START Given passage

Note that there are types with a trailing 'B' which handle differences for that screen between Stretch and Buster. Note that different releases of Buster systems seem to alter whether the native HDMI frame buffer is created. The console will always attempt to use fb1 if it is defined in /dev for Buster systems. If for some reason you know that on your system the screen is at some specific /dev/fb? you can change the screen type to a non-"B" name and supply the appropriate path for the frame buffer in this file.

The second of these files is touchdefinitions and defines the names of the touch controller, whether it is a capacitive controller, and a set of parameters to rationalize touch locations to screen pixels. You shouldn't need to concern yourself with these unless you have misalignment between where you touch the screen and the image on the screen.

Using Other Touchscreens

The console will probably run on other touchscreens without too much work. To set this up, you need to understand that there are two separate coordinate spaces relevant to the screen. The first is the display coordinate space that is defined by the resolution of the screen. The console gets this from the OS and uses it to position what it draws on the screen, most importantly keys. The second is the coordinate system used by the touch part of the device which also generally returns a pair of coordinates. However, these may not agree with the display coordinates. They may use a different origin or different scale or be offset in some way.

END Given passage
START Given data

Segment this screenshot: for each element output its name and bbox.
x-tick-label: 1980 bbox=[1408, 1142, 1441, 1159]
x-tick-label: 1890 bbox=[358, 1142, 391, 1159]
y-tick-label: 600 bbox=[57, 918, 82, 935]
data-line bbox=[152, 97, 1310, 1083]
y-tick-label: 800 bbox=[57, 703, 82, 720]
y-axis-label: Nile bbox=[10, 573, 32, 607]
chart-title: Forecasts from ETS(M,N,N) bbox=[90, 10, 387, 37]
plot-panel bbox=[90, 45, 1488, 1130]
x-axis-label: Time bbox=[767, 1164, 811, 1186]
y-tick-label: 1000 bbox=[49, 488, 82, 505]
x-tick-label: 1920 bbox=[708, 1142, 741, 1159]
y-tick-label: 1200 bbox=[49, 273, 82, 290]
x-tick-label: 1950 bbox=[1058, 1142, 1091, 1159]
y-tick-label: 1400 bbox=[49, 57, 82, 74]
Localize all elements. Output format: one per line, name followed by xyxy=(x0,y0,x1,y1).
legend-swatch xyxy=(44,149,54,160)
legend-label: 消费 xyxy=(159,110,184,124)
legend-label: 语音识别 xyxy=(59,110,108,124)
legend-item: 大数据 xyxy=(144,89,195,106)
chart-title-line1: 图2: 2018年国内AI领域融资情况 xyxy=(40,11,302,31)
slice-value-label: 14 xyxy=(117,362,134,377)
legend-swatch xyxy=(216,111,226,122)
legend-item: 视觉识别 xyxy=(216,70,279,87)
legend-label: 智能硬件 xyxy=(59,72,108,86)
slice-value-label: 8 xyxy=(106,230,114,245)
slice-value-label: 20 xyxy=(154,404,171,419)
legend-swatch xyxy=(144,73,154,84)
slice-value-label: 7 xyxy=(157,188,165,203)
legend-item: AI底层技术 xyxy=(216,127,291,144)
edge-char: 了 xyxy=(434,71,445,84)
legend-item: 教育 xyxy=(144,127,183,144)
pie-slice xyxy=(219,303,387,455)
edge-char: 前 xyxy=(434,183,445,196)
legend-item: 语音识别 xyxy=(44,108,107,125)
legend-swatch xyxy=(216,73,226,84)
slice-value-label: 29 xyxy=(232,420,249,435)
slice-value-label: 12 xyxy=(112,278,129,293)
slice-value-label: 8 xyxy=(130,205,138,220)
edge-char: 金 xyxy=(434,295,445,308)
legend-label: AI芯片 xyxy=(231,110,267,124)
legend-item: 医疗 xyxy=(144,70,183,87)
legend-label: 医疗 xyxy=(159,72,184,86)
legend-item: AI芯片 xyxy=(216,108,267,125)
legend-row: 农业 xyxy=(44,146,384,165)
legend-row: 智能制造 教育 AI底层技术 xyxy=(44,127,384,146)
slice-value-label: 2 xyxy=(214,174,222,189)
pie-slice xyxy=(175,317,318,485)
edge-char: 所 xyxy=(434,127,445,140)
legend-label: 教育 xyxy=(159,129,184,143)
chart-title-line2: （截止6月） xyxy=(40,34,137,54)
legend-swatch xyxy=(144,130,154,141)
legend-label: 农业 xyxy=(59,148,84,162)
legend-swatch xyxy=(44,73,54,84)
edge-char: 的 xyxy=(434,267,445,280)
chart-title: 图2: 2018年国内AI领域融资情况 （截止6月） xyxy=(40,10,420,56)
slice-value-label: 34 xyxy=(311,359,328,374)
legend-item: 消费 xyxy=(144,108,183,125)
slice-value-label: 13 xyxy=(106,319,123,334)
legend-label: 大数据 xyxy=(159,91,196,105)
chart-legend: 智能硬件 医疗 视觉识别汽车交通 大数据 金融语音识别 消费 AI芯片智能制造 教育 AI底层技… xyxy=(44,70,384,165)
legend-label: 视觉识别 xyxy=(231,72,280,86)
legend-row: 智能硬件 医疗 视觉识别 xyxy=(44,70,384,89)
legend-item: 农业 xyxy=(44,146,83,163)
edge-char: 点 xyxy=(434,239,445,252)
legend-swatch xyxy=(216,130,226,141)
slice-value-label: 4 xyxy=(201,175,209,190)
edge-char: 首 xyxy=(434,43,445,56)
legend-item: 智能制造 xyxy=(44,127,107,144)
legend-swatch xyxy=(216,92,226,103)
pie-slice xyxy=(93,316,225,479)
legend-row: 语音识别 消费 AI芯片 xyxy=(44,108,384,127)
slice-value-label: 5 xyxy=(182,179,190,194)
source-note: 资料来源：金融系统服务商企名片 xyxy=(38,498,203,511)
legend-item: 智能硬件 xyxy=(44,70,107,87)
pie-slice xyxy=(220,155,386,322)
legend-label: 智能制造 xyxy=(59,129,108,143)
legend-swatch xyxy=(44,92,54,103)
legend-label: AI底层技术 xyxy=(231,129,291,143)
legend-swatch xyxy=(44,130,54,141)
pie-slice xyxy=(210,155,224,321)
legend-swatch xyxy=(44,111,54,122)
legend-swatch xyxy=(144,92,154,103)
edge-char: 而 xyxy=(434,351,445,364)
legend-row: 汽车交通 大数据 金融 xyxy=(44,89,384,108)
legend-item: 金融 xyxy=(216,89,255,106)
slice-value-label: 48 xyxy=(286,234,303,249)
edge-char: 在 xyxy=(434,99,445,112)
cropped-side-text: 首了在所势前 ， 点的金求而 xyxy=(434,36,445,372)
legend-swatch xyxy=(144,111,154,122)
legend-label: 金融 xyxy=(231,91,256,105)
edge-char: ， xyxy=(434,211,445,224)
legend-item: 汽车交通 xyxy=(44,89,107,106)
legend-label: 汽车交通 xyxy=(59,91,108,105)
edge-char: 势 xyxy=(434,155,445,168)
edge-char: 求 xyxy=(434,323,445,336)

END Given data

→ Try it: Copy the touchscreen text, starting at "Using Other Touchscreens" and ending at "in some way.", and rename "console" as "display program" wherever it occurs.

→ Completed exercise:
Using Other Touchscreens

The display program will probably run on other touchscreens without too much work. To set this up, you need to understand that there are two separate coordinate spaces relevant to the screen. The first is the display coordinate space that is defined by the resolution of the screen. The display program gets this from the OS and uses it to position what it draws on the screen, most importantly keys. The second is the coordinate system used by the touch part of the device which also generally returns a pair of coordinates. However, these may not agree with the display coordinates. They may use a different origin or different scale or be offset in some way.